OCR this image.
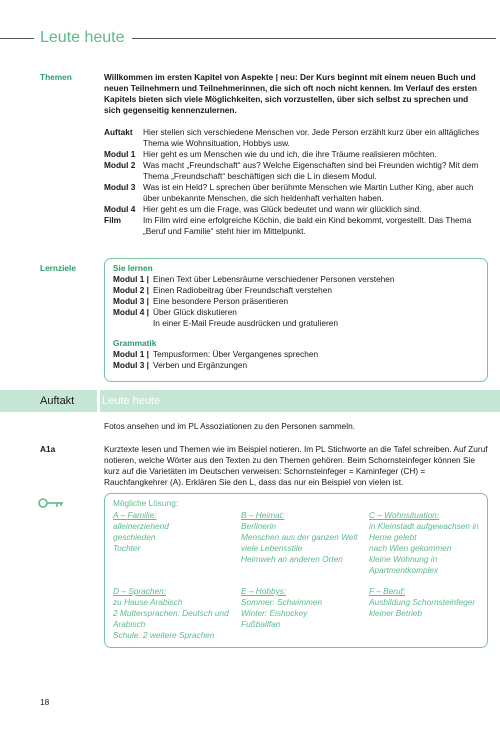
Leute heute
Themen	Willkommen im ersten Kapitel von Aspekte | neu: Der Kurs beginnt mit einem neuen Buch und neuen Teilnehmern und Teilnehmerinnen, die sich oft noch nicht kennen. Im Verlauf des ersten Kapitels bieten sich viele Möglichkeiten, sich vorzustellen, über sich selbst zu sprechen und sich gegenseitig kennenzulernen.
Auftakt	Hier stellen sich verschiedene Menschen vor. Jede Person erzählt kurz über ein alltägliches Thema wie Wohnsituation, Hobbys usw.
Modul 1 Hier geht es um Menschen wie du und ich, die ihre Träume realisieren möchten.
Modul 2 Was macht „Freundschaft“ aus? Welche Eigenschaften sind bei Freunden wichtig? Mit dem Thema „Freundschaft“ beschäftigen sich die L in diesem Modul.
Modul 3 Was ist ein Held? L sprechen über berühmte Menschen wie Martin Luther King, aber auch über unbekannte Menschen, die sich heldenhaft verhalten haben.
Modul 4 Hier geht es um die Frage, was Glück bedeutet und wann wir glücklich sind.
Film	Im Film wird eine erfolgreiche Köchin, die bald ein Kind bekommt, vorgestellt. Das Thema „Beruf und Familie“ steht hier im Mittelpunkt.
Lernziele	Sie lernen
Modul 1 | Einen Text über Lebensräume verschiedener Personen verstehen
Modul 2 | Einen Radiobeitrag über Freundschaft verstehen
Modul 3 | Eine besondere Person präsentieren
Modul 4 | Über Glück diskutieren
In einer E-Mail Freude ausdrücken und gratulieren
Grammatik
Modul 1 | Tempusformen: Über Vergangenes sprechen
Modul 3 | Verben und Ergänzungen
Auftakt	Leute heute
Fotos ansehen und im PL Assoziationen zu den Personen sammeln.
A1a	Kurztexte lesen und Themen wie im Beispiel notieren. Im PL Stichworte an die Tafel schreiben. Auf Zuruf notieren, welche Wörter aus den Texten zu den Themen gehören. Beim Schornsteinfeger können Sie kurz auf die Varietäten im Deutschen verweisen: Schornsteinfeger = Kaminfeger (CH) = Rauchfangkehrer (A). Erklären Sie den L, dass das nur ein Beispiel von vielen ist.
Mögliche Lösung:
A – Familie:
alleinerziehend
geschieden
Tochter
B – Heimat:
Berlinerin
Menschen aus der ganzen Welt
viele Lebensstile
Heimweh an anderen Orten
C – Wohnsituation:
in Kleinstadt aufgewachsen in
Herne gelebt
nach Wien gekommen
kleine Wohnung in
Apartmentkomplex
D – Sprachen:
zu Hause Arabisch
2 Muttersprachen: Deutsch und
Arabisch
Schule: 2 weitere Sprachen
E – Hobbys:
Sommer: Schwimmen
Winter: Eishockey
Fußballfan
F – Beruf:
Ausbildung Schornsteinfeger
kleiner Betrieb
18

--

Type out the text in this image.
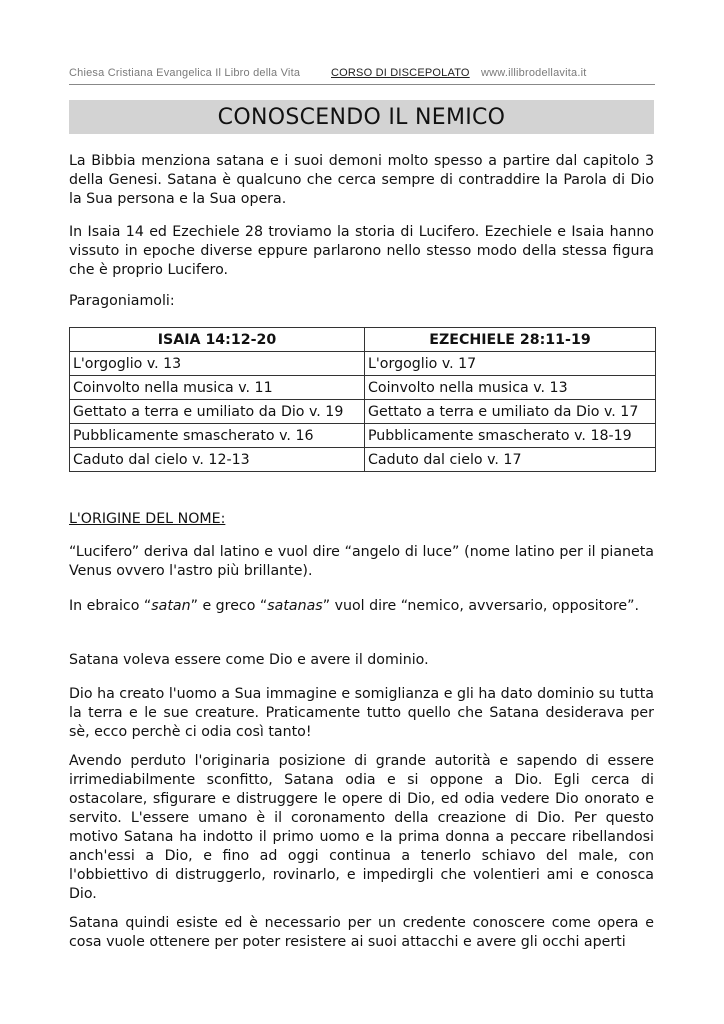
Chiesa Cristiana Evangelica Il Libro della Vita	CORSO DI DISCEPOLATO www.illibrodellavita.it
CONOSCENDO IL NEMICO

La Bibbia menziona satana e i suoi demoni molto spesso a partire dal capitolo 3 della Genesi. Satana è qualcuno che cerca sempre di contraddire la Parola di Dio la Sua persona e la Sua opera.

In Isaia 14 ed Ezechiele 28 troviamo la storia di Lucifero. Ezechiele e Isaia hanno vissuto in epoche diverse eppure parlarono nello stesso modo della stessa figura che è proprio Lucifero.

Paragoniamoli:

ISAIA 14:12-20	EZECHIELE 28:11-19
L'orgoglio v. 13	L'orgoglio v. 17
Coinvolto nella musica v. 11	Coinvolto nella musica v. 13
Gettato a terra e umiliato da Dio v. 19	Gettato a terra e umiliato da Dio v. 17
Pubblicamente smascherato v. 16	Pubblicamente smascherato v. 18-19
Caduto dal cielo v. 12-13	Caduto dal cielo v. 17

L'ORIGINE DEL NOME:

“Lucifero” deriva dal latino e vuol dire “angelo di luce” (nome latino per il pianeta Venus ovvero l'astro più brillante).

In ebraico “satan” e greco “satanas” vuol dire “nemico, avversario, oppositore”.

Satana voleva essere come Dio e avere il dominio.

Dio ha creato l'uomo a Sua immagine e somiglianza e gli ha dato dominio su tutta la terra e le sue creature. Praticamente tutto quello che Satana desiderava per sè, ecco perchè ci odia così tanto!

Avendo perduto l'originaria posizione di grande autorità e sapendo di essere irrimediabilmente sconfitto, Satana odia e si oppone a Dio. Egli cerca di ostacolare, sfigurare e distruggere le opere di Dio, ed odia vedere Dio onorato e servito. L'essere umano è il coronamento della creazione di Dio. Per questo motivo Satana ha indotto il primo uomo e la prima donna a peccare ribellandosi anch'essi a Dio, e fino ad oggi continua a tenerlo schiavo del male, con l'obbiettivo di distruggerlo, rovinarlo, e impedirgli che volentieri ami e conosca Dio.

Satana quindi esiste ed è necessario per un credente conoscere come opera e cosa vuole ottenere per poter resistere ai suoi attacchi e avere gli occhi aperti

**Task directions:** Search the material above for the word "sind", and return each line that holds it.

**Written answer:**
Modul 2 Was macht „Freundschaft“ aus? Welche Eigenschaften sind bei Freunden wichtig? Mit dem Thema „Freundschaft“ beschäftigen sich die L in diesem Modul.
Modul 4 Hier geht es um die Frage, was Glück bedeutet und wann wir glücklich sind.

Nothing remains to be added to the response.